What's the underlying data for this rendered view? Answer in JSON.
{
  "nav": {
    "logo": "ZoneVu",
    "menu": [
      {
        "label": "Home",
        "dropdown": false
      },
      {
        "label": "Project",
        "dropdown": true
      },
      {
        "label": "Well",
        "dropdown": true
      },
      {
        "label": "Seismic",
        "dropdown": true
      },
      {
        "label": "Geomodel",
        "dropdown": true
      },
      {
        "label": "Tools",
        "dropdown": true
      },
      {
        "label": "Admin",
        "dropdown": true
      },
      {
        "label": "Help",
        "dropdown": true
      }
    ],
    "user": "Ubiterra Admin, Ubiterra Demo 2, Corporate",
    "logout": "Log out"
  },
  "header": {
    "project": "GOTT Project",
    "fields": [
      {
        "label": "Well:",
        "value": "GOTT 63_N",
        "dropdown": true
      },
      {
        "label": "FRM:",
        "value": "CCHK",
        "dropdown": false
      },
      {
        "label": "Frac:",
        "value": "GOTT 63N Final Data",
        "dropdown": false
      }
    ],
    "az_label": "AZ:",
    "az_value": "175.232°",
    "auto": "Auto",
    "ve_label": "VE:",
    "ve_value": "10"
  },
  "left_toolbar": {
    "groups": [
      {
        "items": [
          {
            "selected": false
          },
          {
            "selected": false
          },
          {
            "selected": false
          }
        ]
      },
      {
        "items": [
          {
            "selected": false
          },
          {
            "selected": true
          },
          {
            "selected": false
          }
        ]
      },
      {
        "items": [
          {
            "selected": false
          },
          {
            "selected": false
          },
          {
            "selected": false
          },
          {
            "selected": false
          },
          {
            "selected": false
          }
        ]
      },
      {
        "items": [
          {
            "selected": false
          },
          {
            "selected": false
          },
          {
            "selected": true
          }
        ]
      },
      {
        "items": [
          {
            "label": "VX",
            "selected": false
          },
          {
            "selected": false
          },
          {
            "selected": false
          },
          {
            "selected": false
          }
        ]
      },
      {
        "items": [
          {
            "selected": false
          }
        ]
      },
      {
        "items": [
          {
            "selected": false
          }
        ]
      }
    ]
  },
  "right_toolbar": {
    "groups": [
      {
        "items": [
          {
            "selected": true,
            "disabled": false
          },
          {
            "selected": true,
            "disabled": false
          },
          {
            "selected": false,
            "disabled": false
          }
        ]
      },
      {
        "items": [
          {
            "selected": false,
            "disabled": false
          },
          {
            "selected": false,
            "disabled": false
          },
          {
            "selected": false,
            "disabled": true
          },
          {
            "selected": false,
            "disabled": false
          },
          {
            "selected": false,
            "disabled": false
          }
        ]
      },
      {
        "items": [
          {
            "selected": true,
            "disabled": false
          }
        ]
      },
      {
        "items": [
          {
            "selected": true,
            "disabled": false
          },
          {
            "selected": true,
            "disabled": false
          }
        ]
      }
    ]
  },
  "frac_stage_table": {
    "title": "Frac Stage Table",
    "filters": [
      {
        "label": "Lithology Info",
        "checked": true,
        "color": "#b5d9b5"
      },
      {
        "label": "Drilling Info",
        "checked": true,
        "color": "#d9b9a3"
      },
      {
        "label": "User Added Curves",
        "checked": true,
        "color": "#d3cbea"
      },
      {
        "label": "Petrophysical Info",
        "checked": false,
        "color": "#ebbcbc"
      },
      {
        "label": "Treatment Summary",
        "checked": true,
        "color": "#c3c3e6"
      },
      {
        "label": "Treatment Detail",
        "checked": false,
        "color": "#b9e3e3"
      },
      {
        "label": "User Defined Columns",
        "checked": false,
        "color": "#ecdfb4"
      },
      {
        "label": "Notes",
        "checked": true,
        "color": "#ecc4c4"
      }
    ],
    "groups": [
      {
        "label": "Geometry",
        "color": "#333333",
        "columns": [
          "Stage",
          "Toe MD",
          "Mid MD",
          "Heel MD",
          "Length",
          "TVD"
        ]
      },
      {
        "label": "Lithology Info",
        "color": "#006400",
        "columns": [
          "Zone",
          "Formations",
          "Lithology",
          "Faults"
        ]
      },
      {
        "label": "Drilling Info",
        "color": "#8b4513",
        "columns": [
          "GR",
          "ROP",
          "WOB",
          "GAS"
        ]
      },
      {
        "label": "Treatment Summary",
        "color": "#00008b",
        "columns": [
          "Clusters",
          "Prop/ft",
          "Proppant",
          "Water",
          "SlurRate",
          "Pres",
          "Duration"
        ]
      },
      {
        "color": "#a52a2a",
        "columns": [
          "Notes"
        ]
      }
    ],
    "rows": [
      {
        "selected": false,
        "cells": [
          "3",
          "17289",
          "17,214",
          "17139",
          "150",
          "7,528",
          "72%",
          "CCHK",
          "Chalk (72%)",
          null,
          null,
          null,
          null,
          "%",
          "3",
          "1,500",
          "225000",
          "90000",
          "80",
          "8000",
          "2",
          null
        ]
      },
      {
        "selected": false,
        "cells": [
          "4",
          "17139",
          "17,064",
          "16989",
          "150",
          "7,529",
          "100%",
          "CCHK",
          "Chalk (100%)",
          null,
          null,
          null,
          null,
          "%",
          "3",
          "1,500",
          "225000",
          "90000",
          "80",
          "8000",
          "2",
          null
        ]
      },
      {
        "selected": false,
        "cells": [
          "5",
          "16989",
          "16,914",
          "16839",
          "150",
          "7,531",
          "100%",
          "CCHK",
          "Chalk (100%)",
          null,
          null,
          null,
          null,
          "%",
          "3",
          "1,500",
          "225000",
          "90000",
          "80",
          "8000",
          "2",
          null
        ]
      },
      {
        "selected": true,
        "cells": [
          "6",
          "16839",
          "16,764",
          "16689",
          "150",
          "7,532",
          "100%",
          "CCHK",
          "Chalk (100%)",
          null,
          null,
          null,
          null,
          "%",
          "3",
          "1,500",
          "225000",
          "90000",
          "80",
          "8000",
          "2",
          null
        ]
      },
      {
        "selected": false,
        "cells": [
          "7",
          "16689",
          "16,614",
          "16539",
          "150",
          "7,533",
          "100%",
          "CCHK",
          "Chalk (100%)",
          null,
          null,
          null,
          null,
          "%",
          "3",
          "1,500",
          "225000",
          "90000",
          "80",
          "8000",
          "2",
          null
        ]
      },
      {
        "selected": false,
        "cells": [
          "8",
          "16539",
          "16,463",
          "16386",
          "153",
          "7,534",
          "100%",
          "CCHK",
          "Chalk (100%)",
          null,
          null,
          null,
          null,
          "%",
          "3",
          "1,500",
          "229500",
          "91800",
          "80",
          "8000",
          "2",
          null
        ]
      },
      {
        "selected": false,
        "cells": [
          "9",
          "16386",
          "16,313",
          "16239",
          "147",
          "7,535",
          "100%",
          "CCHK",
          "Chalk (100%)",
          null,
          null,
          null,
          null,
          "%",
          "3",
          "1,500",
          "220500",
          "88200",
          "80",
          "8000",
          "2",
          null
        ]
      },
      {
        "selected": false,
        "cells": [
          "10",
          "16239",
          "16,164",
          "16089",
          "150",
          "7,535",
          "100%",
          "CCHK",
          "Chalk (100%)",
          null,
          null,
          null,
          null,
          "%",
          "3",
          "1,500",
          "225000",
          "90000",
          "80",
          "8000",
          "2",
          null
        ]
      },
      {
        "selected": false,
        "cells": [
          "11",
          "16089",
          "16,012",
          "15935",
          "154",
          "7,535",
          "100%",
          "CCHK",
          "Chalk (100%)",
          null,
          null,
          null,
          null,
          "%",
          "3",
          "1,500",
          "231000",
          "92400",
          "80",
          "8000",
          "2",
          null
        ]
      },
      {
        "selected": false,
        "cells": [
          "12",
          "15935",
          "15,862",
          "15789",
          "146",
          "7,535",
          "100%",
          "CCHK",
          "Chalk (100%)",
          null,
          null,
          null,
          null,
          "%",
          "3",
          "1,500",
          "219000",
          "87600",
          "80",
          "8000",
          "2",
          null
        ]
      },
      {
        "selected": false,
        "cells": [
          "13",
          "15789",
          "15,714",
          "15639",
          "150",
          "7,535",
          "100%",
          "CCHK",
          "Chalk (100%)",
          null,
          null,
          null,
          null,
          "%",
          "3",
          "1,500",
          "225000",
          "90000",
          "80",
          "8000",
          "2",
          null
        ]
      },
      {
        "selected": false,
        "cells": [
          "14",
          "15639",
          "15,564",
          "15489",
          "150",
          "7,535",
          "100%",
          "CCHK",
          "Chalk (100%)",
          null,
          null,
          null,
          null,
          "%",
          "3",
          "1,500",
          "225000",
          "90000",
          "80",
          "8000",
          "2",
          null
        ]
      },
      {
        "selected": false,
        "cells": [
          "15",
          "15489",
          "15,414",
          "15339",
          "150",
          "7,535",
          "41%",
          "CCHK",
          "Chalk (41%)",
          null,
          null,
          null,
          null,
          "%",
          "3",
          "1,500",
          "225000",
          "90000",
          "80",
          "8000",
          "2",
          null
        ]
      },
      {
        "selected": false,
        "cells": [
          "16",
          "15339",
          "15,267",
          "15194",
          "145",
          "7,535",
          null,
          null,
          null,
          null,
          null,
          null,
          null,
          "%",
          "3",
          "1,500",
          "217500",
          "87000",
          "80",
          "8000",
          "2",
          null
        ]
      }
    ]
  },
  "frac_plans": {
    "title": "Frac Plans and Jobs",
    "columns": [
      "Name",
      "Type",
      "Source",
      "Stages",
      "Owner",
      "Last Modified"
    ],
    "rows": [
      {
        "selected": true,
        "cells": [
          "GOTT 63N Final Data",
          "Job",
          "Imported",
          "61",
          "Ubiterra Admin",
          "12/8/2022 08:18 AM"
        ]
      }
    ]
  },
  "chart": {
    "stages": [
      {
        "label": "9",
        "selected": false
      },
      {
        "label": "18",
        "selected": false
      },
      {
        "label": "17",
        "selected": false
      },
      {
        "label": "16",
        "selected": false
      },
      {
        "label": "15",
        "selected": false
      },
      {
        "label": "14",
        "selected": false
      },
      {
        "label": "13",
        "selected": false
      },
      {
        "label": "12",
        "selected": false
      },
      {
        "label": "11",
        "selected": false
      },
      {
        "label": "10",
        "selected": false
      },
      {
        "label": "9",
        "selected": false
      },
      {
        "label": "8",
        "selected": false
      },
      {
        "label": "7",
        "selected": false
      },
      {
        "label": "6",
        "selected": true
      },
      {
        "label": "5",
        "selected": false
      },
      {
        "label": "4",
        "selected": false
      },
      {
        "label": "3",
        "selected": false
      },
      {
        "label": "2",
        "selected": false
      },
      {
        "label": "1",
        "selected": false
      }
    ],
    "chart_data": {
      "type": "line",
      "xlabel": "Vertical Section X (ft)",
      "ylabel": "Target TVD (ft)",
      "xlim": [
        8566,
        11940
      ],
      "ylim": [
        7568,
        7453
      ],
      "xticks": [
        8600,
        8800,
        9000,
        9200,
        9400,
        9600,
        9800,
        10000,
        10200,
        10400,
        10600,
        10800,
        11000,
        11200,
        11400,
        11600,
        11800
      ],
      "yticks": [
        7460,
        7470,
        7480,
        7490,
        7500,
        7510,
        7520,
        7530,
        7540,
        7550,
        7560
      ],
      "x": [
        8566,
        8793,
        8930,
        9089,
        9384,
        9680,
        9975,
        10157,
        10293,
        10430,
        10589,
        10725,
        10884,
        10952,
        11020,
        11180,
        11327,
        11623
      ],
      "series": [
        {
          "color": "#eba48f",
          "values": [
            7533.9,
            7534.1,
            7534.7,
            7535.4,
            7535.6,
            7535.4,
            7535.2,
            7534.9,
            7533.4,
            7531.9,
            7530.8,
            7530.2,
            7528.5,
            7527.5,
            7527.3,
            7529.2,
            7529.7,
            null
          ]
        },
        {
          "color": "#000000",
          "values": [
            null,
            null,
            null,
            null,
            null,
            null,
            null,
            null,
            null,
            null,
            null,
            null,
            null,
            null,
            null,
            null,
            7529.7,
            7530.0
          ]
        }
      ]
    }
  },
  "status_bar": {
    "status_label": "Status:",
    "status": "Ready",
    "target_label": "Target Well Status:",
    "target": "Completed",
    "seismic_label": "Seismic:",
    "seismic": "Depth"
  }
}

_To be done_.
Read the data above and pull out each line that holds the string "Project".

_Exercise solution_.
        "label": "Project",
    "project": "GOTT Project",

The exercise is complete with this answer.